→ Ziel 1
Gib an, in wie vielen Zeilen der Datensätze die Zeichenfolge „data“ vorkommt, und nenne nur diese Zahl. Dabei ist die Groß- und Kleinschreibung zu beachten.
***** Auszug
Die Entwicklung berufswahlbezogener Kompetenzen spielt im Kontext der Identitätsentwicklung von Jugendlichen eine wichtige Rolle. Schließlich stellen sie wichtige Werkzeuge für die lebenslange Gestaltung der eigenen beruflichen Laufbahn dar (Dreher & Dreher, 1985; Erikson, 1968; Savickas et al., 2009).

Unterstützung im beruflichen Orientierungsprozess wird in Deutschland, wie ausgiebig in Abschnitt 2.2 dargestellt wurde, vor allem eingebettet in den schulischen Kontext angeboten. Da berufsorientierende Maßnahmen auch mit dem Ziel des Berufswahlkompetenzerwerbs durchgeführt werden, könnte die schulische Begleitung beruflicher Orientierung als eine der Einflussgrößen auf erfolgreiche Übergänge von der allgemeinbildenden in die berufliche oder tertiäre Bildung betrachtet werden.

Mit Blick auf die erwähnten Abbruchquoten stellt sich die Frage, ob die bestehenden berufsorientierenden Angebote in Schule gegenwärtig alle Schüler*innen gleich gut dabei unterstützen, sich auf die nachschulischen Übergänge vorzubereiten. Um dieses Problem zu untersuchen, müssen zunächst zwei Fragen beantwortet werden:

  1. (1)

    Gibt es Gruppen mit jeweils homogenen Entwicklungsständen hinsichtlich der Berufswahlkompetenz?

  2. (2)

    Wie sehen die kurz- bzw. mittelfristigen Entwicklungsprozesse in Bezug auf die Berufswahlkompetenz aus?

Darauf aufbauend können die beiden folgenden Fragen adressiert werden:

  1. (3)

    Wirken sich berufsorientierende Maßnahmen unterschiedlich auf die Berufswahlkompetenzentwicklung verschiedener Profilgruppen aus?

  2. (4)

    Wie könnte das Wissen um spezifische Bedarfe von Schüler*innen auf die schulische Unterstützung beruflicher Orientierungsprozesse übertragen werden?

2 Aktuelle Befunde zu Berufswahlkompetenz und Profilen beruflicher Entwicklung

Wie in der vorangegangenen Studie bereits dargestellt (siehe Kapitel 11), haben sich frühere Untersuchungen mit Punkt 1) befasst und differenzierbare Profile der beruflichen Entwicklung identifiziert. Dabei wurden vor allem übergreifende Niveauunterschiede, jedoch selten differierende Entwicklungsmuster sichtbar (Driesel-Lange & Kracke, 2017; Hirschi & Valero, 2015; Kaak et al., 2015; Perera & McIlveen, 2017).
**********
→ Ziel 2
Prüfe, ob die folgenden Aussagen mit dem Auszug übereinstimmen. Beantworte jede mit Ja oder Nein und zitiere die entscheidenden Worte des Auszugs wörtlich.
(a) Unterstützung im beruflichen Orientierungsprozess wird in Deutschland vor allem im schulischen Kontext angeboten.
(b) Frühere Untersuchungen haben häufig unterschiedliche Entwicklungsmuster sichtbar gemacht.
(c) Berufswahlbezogene Kompetenzen gelten als Werkzeuge für die lebenslange Gestaltung der eigenen beruflichen Laufbahn.
***** Daten zur Aufgabe
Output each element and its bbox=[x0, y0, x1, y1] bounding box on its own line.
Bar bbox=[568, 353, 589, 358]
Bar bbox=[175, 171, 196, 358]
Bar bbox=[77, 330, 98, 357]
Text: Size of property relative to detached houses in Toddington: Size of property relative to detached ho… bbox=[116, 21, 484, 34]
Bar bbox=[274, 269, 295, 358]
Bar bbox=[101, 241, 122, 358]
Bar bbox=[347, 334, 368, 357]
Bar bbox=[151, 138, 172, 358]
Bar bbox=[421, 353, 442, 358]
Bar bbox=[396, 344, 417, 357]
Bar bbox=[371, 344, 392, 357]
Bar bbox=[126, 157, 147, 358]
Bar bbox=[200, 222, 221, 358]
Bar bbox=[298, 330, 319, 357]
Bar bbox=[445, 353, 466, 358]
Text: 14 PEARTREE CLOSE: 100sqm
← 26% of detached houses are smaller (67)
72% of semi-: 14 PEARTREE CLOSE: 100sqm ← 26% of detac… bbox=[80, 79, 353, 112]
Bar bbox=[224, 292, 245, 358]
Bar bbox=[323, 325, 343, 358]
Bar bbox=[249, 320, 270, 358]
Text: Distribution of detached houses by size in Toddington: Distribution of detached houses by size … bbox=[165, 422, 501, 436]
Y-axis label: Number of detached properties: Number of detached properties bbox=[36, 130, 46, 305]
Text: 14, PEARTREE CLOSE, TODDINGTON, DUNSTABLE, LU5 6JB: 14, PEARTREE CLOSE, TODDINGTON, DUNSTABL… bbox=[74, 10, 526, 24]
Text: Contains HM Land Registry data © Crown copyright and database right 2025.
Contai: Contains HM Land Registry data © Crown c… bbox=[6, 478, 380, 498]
**********
→ Schriftliche Lösung 1
2

→ Schriftliche Lösung 2
(a) Ja: „vor allem eingebettet in den schulischen Kontext angeboten“
(b) Nein: „jedoch selten differierende Entwicklungsmuster sichtbar“
(c) Ja: „wichtige Werkzeuge für die lebenslange Gestaltung der eigenen beruflichen Laufbahn“